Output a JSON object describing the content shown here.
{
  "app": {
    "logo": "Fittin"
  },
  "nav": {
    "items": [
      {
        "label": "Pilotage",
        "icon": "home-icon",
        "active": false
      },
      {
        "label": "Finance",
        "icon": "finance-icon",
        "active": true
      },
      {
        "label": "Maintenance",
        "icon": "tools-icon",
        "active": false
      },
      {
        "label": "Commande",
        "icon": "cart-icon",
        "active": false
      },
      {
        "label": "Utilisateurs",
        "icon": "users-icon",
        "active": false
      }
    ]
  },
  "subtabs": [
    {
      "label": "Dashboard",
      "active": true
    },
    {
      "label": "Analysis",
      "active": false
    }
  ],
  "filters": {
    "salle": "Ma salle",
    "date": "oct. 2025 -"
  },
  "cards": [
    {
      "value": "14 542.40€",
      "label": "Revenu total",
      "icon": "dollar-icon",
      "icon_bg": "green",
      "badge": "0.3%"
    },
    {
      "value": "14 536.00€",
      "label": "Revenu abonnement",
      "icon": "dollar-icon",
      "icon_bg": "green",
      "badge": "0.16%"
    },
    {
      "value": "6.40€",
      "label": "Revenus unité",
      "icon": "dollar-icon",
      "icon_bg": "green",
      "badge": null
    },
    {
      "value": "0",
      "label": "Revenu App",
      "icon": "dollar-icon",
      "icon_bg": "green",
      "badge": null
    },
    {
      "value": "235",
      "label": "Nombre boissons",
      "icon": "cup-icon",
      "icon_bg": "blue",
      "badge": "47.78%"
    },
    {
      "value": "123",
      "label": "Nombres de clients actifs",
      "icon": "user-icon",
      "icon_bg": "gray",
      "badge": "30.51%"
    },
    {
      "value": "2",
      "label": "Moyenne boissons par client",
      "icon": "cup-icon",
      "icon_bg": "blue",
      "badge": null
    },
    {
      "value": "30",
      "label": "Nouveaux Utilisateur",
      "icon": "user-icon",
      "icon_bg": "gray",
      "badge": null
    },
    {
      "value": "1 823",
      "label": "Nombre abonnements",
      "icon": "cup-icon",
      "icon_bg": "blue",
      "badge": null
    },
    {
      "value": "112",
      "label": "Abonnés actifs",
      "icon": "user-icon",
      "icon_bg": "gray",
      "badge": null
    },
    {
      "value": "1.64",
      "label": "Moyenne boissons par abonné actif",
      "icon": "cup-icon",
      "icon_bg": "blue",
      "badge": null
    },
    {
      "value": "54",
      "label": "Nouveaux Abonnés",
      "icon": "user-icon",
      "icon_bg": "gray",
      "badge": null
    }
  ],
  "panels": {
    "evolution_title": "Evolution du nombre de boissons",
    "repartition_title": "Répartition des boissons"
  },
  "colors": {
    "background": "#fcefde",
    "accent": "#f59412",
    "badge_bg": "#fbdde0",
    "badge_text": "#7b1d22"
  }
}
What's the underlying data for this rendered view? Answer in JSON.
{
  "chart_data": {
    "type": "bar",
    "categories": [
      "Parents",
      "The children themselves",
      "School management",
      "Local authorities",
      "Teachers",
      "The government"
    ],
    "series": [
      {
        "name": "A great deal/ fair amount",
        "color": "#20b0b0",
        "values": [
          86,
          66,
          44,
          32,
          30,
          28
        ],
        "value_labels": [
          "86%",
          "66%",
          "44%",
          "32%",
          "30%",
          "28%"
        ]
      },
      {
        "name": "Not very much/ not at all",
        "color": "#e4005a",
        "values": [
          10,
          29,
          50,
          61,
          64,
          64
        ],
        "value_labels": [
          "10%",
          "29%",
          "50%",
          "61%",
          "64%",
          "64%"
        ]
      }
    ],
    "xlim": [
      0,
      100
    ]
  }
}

◆ ◆ ◆ ◆ ◆ ◆ ◆

Request:
Search the data above for lines holding "JSON" and copy each of them.

Result for this task:
Output a JSON object describing the content shown here.
What's the underlying data for this rendered view? Answer in JSON.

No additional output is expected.